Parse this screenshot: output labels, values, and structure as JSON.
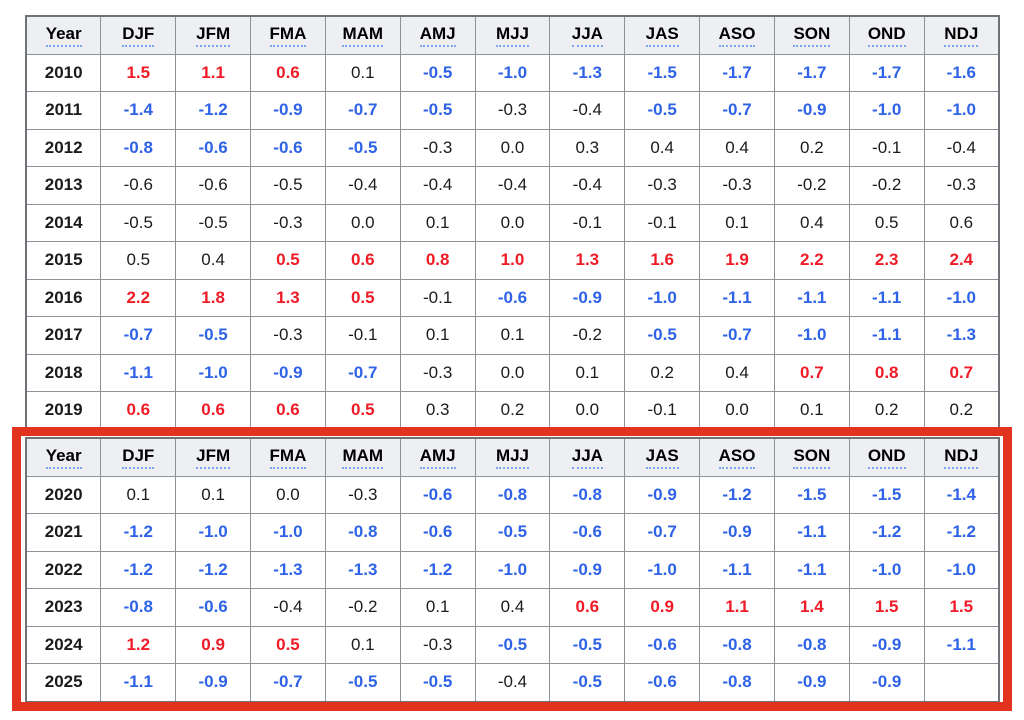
{
  "colors": {
    "positive_value": "#ef1b26",
    "negative_value": "#2e62e7",
    "neutral_value": "#1b1b1b",
    "highlight_border": "#e2331f",
    "header_background": "#edeff3",
    "grid_line": "#8d9297"
  },
  "columns": [
    "Year",
    "DJF",
    "JFM",
    "FMA",
    "MAM",
    "AMJ",
    "MJJ",
    "JJA",
    "JAS",
    "ASO",
    "SON",
    "OND",
    "NDJ"
  ],
  "sections": [
    {
      "name": "years-2010-2019",
      "highlighted": false,
      "rows": [
        {
          "year": "2010",
          "values": [
            "1.5",
            "1.1",
            "0.6",
            "0.1",
            "-0.5",
            "-1.0",
            "-1.3",
            "-1.5",
            "-1.7",
            "-1.7",
            "-1.7",
            "-1.6"
          ],
          "colors": [
            "r",
            "r",
            "r",
            "k",
            "b",
            "b",
            "b",
            "b",
            "b",
            "b",
            "b",
            "b"
          ]
        },
        {
          "year": "2011",
          "values": [
            "-1.4",
            "-1.2",
            "-0.9",
            "-0.7",
            "-0.5",
            "-0.3",
            "-0.4",
            "-0.5",
            "-0.7",
            "-0.9",
            "-1.0",
            "-1.0"
          ],
          "colors": [
            "b",
            "b",
            "b",
            "b",
            "b",
            "k",
            "k",
            "b",
            "b",
            "b",
            "b",
            "b"
          ]
        },
        {
          "year": "2012",
          "values": [
            "-0.8",
            "-0.6",
            "-0.6",
            "-0.5",
            "-0.3",
            "0.0",
            "0.3",
            "0.4",
            "0.4",
            "0.2",
            "-0.1",
            "-0.4"
          ],
          "colors": [
            "b",
            "b",
            "b",
            "b",
            "k",
            "k",
            "k",
            "k",
            "k",
            "k",
            "k",
            "k"
          ]
        },
        {
          "year": "2013",
          "values": [
            "-0.6",
            "-0.6",
            "-0.5",
            "-0.4",
            "-0.4",
            "-0.4",
            "-0.4",
            "-0.3",
            "-0.3",
            "-0.2",
            "-0.2",
            "-0.3"
          ],
          "colors": [
            "k",
            "k",
            "k",
            "k",
            "k",
            "k",
            "k",
            "k",
            "k",
            "k",
            "k",
            "k"
          ]
        },
        {
          "year": "2014",
          "values": [
            "-0.5",
            "-0.5",
            "-0.3",
            "0.0",
            "0.1",
            "0.0",
            "-0.1",
            "-0.1",
            "0.1",
            "0.4",
            "0.5",
            "0.6"
          ],
          "colors": [
            "k",
            "k",
            "k",
            "k",
            "k",
            "k",
            "k",
            "k",
            "k",
            "k",
            "k",
            "k"
          ]
        },
        {
          "year": "2015",
          "values": [
            "0.5",
            "0.4",
            "0.5",
            "0.6",
            "0.8",
            "1.0",
            "1.3",
            "1.6",
            "1.9",
            "2.2",
            "2.3",
            "2.4"
          ],
          "colors": [
            "k",
            "k",
            "r",
            "r",
            "r",
            "r",
            "r",
            "r",
            "r",
            "r",
            "r",
            "r"
          ]
        },
        {
          "year": "2016",
          "values": [
            "2.2",
            "1.8",
            "1.3",
            "0.5",
            "-0.1",
            "-0.6",
            "-0.9",
            "-1.0",
            "-1.1",
            "-1.1",
            "-1.1",
            "-1.0"
          ],
          "colors": [
            "r",
            "r",
            "r",
            "r",
            "k",
            "b",
            "b",
            "b",
            "b",
            "b",
            "b",
            "b"
          ]
        },
        {
          "year": "2017",
          "values": [
            "-0.7",
            "-0.5",
            "-0.3",
            "-0.1",
            "0.1",
            "0.1",
            "-0.2",
            "-0.5",
            "-0.7",
            "-1.0",
            "-1.1",
            "-1.3"
          ],
          "colors": [
            "b",
            "b",
            "k",
            "k",
            "k",
            "k",
            "k",
            "b",
            "b",
            "b",
            "b",
            "b"
          ]
        },
        {
          "year": "2018",
          "values": [
            "-1.1",
            "-1.0",
            "-0.9",
            "-0.7",
            "-0.3",
            "0.0",
            "0.1",
            "0.2",
            "0.4",
            "0.7",
            "0.8",
            "0.7"
          ],
          "colors": [
            "b",
            "b",
            "b",
            "b",
            "k",
            "k",
            "k",
            "k",
            "k",
            "r",
            "r",
            "r"
          ]
        },
        {
          "year": "2019",
          "values": [
            "0.6",
            "0.6",
            "0.6",
            "0.5",
            "0.3",
            "0.2",
            "0.0",
            "-0.1",
            "0.0",
            "0.1",
            "0.2",
            "0.2"
          ],
          "colors": [
            "r",
            "r",
            "r",
            "r",
            "k",
            "k",
            "k",
            "k",
            "k",
            "k",
            "k",
            "k"
          ]
        }
      ]
    },
    {
      "name": "years-2020-2025",
      "highlighted": true,
      "rows": [
        {
          "year": "2020",
          "values": [
            "0.1",
            "0.1",
            "0.0",
            "-0.3",
            "-0.6",
            "-0.8",
            "-0.8",
            "-0.9",
            "-1.2",
            "-1.5",
            "-1.5",
            "-1.4"
          ],
          "colors": [
            "k",
            "k",
            "k",
            "k",
            "b",
            "b",
            "b",
            "b",
            "b",
            "b",
            "b",
            "b"
          ]
        },
        {
          "year": "2021",
          "values": [
            "-1.2",
            "-1.0",
            "-1.0",
            "-0.8",
            "-0.6",
            "-0.5",
            "-0.6",
            "-0.7",
            "-0.9",
            "-1.1",
            "-1.2",
            "-1.2"
          ],
          "colors": [
            "b",
            "b",
            "b",
            "b",
            "b",
            "b",
            "b",
            "b",
            "b",
            "b",
            "b",
            "b"
          ]
        },
        {
          "year": "2022",
          "values": [
            "-1.2",
            "-1.2",
            "-1.3",
            "-1.3",
            "-1.2",
            "-1.0",
            "-0.9",
            "-1.0",
            "-1.1",
            "-1.1",
            "-1.0",
            "-1.0"
          ],
          "colors": [
            "b",
            "b",
            "b",
            "b",
            "b",
            "b",
            "b",
            "b",
            "b",
            "b",
            "b",
            "b"
          ]
        },
        {
          "year": "2023",
          "values": [
            "-0.8",
            "-0.6",
            "-0.4",
            "-0.2",
            "0.1",
            "0.4",
            "0.6",
            "0.9",
            "1.1",
            "1.4",
            "1.5",
            "1.5"
          ],
          "colors": [
            "b",
            "b",
            "k",
            "k",
            "k",
            "k",
            "r",
            "r",
            "r",
            "r",
            "r",
            "r"
          ]
        },
        {
          "year": "2024",
          "values": [
            "1.2",
            "0.9",
            "0.5",
            "0.1",
            "-0.3",
            "-0.5",
            "-0.5",
            "-0.6",
            "-0.8",
            "-0.8",
            "-0.9",
            "-1.1"
          ],
          "colors": [
            "r",
            "r",
            "r",
            "k",
            "k",
            "b",
            "b",
            "b",
            "b",
            "b",
            "b",
            "b"
          ]
        },
        {
          "year": "2025",
          "values": [
            "-1.1",
            "-0.9",
            "-0.7",
            "-0.5",
            "-0.5",
            "-0.4",
            "-0.5",
            "-0.6",
            "-0.8",
            "-0.9",
            "-0.9",
            ""
          ],
          "colors": [
            "b",
            "b",
            "b",
            "b",
            "b",
            "k",
            "b",
            "b",
            "b",
            "b",
            "b",
            "k"
          ]
        }
      ]
    }
  ]
}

◆ ◆ ◆ ◆ ◆ ◆ ◆

__Stated problem__:
Pick each line holding the word "highlighted" out of the data and copy it.

__Reply to the exercise__:
      "highlighted": false,
      "highlighted": true,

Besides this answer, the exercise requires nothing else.